▶ _Given exercise_
Copy every line of the listing below verbatim, leaving out the pictures.

## start Information supplied

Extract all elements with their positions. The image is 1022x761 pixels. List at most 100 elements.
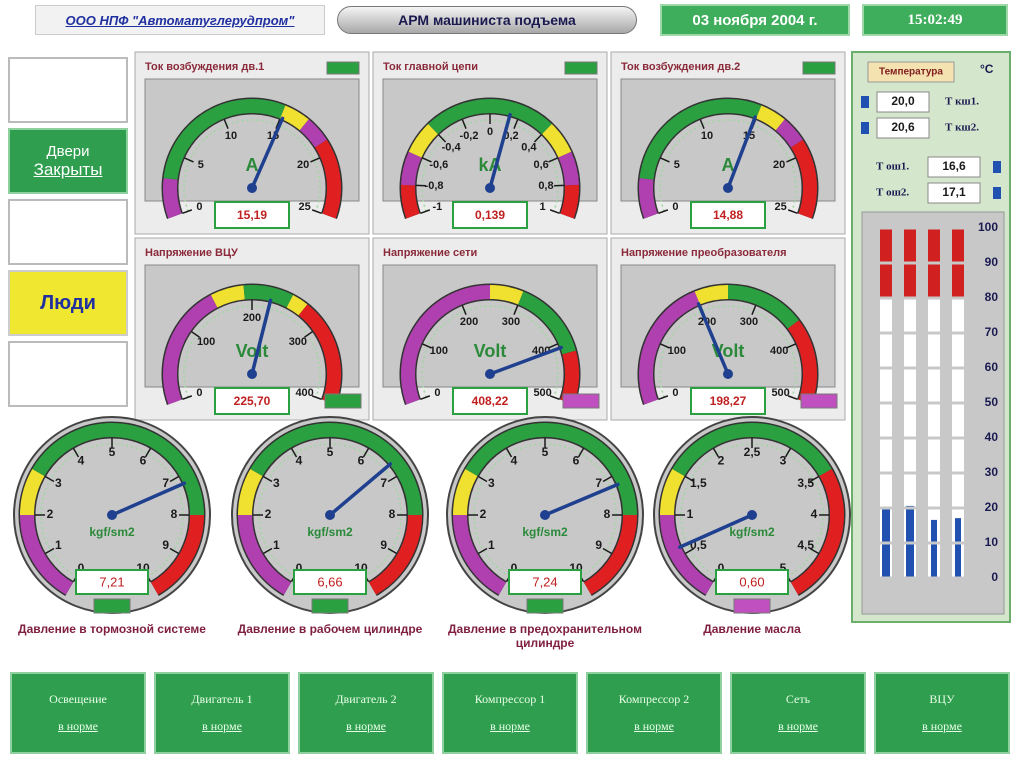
gauge-tick-label: 3 (273, 476, 280, 490)
gauge-tick-label: 100 (430, 345, 448, 357)
gauge-tick (513, 119, 519, 129)
gauge-tick (169, 475, 180, 483)
gauge-unit: kgf/sm2 (522, 525, 568, 539)
gauge-tick (310, 157, 320, 163)
temperature-bar (931, 519, 937, 578)
temperature-value-box (927, 156, 981, 178)
button-name: ВЦУ (929, 692, 955, 706)
gauge-tick (751, 305, 757, 315)
temperature-name: Т кш1. (945, 96, 979, 108)
status-button[interactable]: Компрессор 1 в норме (442, 672, 578, 754)
gauge-tick-label: 0 (78, 561, 85, 575)
gauge-tick-label: 20 (297, 159, 309, 171)
gauge-tick-label: 1 (273, 538, 280, 552)
pressure-gauge-name: Давление в тормозной системе (18, 622, 206, 636)
status-button[interactable]: Компрессор 2 в норме (586, 672, 722, 754)
temperature-marker (861, 122, 869, 134)
readout-value: 7,21 (99, 574, 124, 589)
gauge-zone (408, 123, 439, 158)
gauge-tick-label: -0,8 (425, 180, 444, 192)
status-indicator (800, 393, 838, 409)
temperature-tick-label: 20 (985, 500, 999, 514)
status-button[interactable]: Освещение в норме (10, 672, 146, 754)
gauge-tick (660, 157, 670, 163)
gauge-unit: kgf/sm2 (729, 525, 775, 539)
gauge-tick-label: 1 (55, 538, 62, 552)
gauge-tick-label: 4 (811, 507, 818, 521)
temperature-name: Т кш2. (945, 122, 979, 134)
gauge-tick-label: 100 (197, 336, 215, 348)
button-name: Сеть (785, 692, 811, 706)
gauge-zone (20, 469, 45, 516)
temperature-marker (993, 161, 1001, 173)
gauge-tick-label: -0,6 (429, 159, 448, 171)
gauge-tick-label: -0,2 (460, 130, 479, 142)
status-indicator (564, 61, 598, 75)
temperature-tick-label: 40 (985, 430, 999, 444)
gauge-tick-label: 2 (480, 507, 487, 521)
temperature-name: Т ош2. (876, 187, 909, 199)
gauge-tick (712, 447, 720, 458)
status-button[interactable]: Двигатель 1 в норме (154, 672, 290, 754)
gauge-tick (311, 209, 322, 215)
gauge-tick-label: 8 (171, 507, 178, 521)
gauge-zone (560, 184, 579, 219)
status-button[interactable]: Сеть в норме (730, 672, 866, 754)
gauge-title: Напряжение сети (383, 247, 477, 259)
gauge-tick-label: 5 (542, 445, 549, 459)
gauge-zone (558, 151, 579, 186)
gauge-tick-label: 6 (573, 453, 580, 467)
temperature-marker (861, 96, 869, 108)
temperature-value-box (927, 182, 981, 204)
gauge-tick-label: 100 (668, 345, 686, 357)
temperature-bar (955, 518, 961, 578)
gauge-tick-label: 0 (672, 387, 678, 399)
gauge-tick (72, 447, 80, 458)
gauge-tick-label: 7 (595, 476, 602, 490)
gauge-tick-label: 0 (672, 201, 678, 213)
gauge-tick-label: 0 (196, 201, 202, 213)
gauge-unit: Volt (474, 341, 507, 361)
gauge-tick (602, 475, 613, 483)
gauge-title: Ток возбуждения дв.1 (145, 61, 264, 73)
gauge-tick-label: 0 (196, 387, 202, 399)
gauge-tick (387, 475, 398, 483)
status-button[interactable]: ВЦУ в норме (874, 672, 1010, 754)
status-indicator (93, 598, 131, 614)
gauge-zone (250, 423, 422, 516)
gauge-zone (238, 469, 263, 516)
gauge-tick-label: 10 (701, 130, 713, 142)
gauge-tick (660, 343, 670, 349)
gauge-zone (32, 423, 204, 516)
readout-box (508, 569, 582, 595)
gauge-zone (210, 285, 246, 308)
gauge-tick (223, 119, 229, 129)
temperature-tick-label: 100 (978, 220, 998, 234)
gauge-zone (20, 514, 74, 595)
gauge-tick (787, 209, 798, 215)
temperature-value-box (876, 117, 930, 139)
gauge-tick-label: 7 (380, 476, 387, 490)
status-button[interactable]: Двигатель 2 в норме (298, 672, 434, 754)
button-name: Освещение (49, 692, 107, 706)
gauge-tick-label: 1 (488, 538, 495, 552)
gauge-hub (247, 369, 257, 379)
gauge-tick (420, 395, 431, 401)
readout-value: 14,88 (713, 208, 743, 222)
gauge-needle (250, 116, 285, 190)
gauge-zone (583, 514, 637, 595)
gauge-tick (44, 475, 55, 483)
gauge-tick-label: 500 (771, 387, 789, 399)
gauge-tick (290, 447, 298, 458)
gauge-tick (548, 157, 558, 163)
gauge-tick (786, 343, 796, 349)
gauge-tick-label: 1 (540, 201, 546, 213)
gauge-needle (726, 115, 757, 190)
gauge-zone (238, 514, 292, 595)
gauge-zone (428, 99, 552, 135)
gauge-inner-arc (183, 119, 321, 212)
gauge-title: Ток главной цепи (383, 61, 478, 73)
gauge-tick-label: 4 (78, 453, 85, 467)
gauge-zone (243, 285, 294, 308)
gauge-unit: kgf/sm2 (307, 525, 353, 539)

## end Information supplied

▶ _Result of this task_
Extract all elements with their positions. The image is 1022x761 pixels. List at most 100 elements.
gauge-tick-label: 3 (273, 476, 280, 490)
gauge-tick-label: 100 (430, 345, 448, 357)
gauge-tick (513, 119, 519, 129)
gauge-tick (169, 475, 180, 483)
gauge-unit: kgf/sm2 (522, 525, 568, 539)
gauge-tick (310, 157, 320, 163)
temperature-bar (931, 519, 937, 578)
temperature-value-box (927, 156, 981, 178)
button-name: ВЦУ (929, 692, 955, 706)
gauge-tick (751, 305, 757, 315)
temperature-name: Т кш1. (945, 96, 979, 108)
status-button[interactable]: Компрессор 1 в норме (442, 672, 578, 754)
gauge-tick-label: 0 (78, 561, 85, 575)
gauge-tick-label: 20 (297, 159, 309, 171)
gauge-tick-label: 1 (273, 538, 280, 552)
pressure-gauge-name: Давление в тормозной системе (18, 622, 206, 636)
status-button[interactable]: Компрессор 2 в норме (586, 672, 722, 754)
temperature-marker (861, 122, 869, 134)
readout-value: 7,21 (99, 574, 124, 589)
gauge-zone (408, 123, 439, 158)
gauge-tick-label: -0,8 (425, 180, 444, 192)
status-indicator (800, 393, 838, 409)
temperature-tick-label: 20 (985, 500, 999, 514)
status-button[interactable]: Освещение в норме (10, 672, 146, 754)
gauge-tick (660, 157, 670, 163)
gauge-unit: kgf/sm2 (729, 525, 775, 539)
gauge-tick-label: 1 (55, 538, 62, 552)
gauge-tick-label: 4 (811, 507, 818, 521)
temperature-name: Т кш2. (945, 122, 979, 134)
gauge-tick-label: 100 (197, 336, 215, 348)
button-name: Сеть (785, 692, 811, 706)
gauge-zone (20, 469, 45, 516)
temperature-marker (993, 161, 1001, 173)
gauge-tick-label: -0,6 (429, 159, 448, 171)
gauge-tick-label: -0,2 (460, 130, 479, 142)
status-indicator (564, 61, 598, 75)
temperature-tick-label: 40 (985, 430, 999, 444)
gauge-tick-label: 2 (480, 507, 487, 521)
temperature-name: Т ош2. (876, 187, 909, 199)
gauge-tick (712, 447, 720, 458)
status-button[interactable]: Двигатель 1 в норме (154, 672, 290, 754)
gauge-tick (311, 209, 322, 215)
gauge-tick-label: 8 (171, 507, 178, 521)
gauge-zone (560, 184, 579, 219)
status-button[interactable]: Сеть в норме (730, 672, 866, 754)
gauge-title: Напряжение сети (383, 247, 477, 259)
gauge-tick-label: 5 (542, 445, 549, 459)
gauge-zone (558, 151, 579, 186)
gauge-tick-label: 6 (573, 453, 580, 467)
temperature-marker (861, 96, 869, 108)
temperature-value-box (927, 182, 981, 204)
gauge-tick-label: 100 (668, 345, 686, 357)
temperature-bar (955, 518, 961, 578)
gauge-tick-label: 0 (672, 387, 678, 399)
gauge-tick (72, 447, 80, 458)
gauge-tick-label: 7 (595, 476, 602, 490)
gauge-tick-label: 0 (672, 201, 678, 213)
gauge-tick-label: 0 (196, 201, 202, 213)
gauge-unit: Volt (474, 341, 507, 361)
gauge-tick (602, 475, 613, 483)
gauge-title: Ток возбуждения дв.1 (145, 61, 264, 73)
gauge-tick-label: 0 (196, 387, 202, 399)
gauge-tick (387, 475, 398, 483)
status-button[interactable]: ВЦУ в норме (874, 672, 1010, 754)
status-indicator (93, 598, 131, 614)
gauge-zone (250, 423, 422, 516)
gauge-zone (238, 469, 263, 516)
gauge-tick-label: 10 (701, 130, 713, 142)
gauge-tick (660, 343, 670, 349)
gauge-zone (32, 423, 204, 516)
readout-box (508, 569, 582, 595)
gauge-zone (210, 285, 246, 308)
gauge-tick (223, 119, 229, 129)
temperature-tick-label: 100 (978, 220, 998, 234)
gauge-zone (20, 514, 74, 595)
gauge-tick (787, 209, 798, 215)
temperature-value-box (876, 117, 930, 139)
gauge-tick-label: 7 (380, 476, 387, 490)
status-button[interactable]: Двигатель 2 в норме (298, 672, 434, 754)
button-name: Освещение (49, 692, 107, 706)
gauge-tick-label: 1 (488, 538, 495, 552)
gauge-hub (247, 369, 257, 379)
gauge-tick (420, 395, 431, 401)
readout-value: 14,88 (713, 208, 743, 222)
gauge-needle (250, 116, 285, 190)
gauge-zone (583, 514, 637, 595)
gauge-tick (44, 475, 55, 483)
gauge-tick-label: 500 (771, 387, 789, 399)
gauge-tick (290, 447, 298, 458)
gauge-tick (548, 157, 558, 163)
gauge-tick (786, 343, 796, 349)
gauge-tick-label: 1 (540, 201, 546, 213)
gauge-needle (726, 115, 757, 190)
gauge-zone (238, 514, 292, 595)
gauge-zone (428, 99, 552, 135)
gauge-inner-arc (183, 119, 321, 212)
gauge-title: Ток главной цепи (383, 61, 478, 73)
gauge-tick-label: 4 (78, 453, 85, 467)
gauge-zone (243, 285, 294, 308)
gauge-unit: kgf/sm2 (307, 525, 353, 539)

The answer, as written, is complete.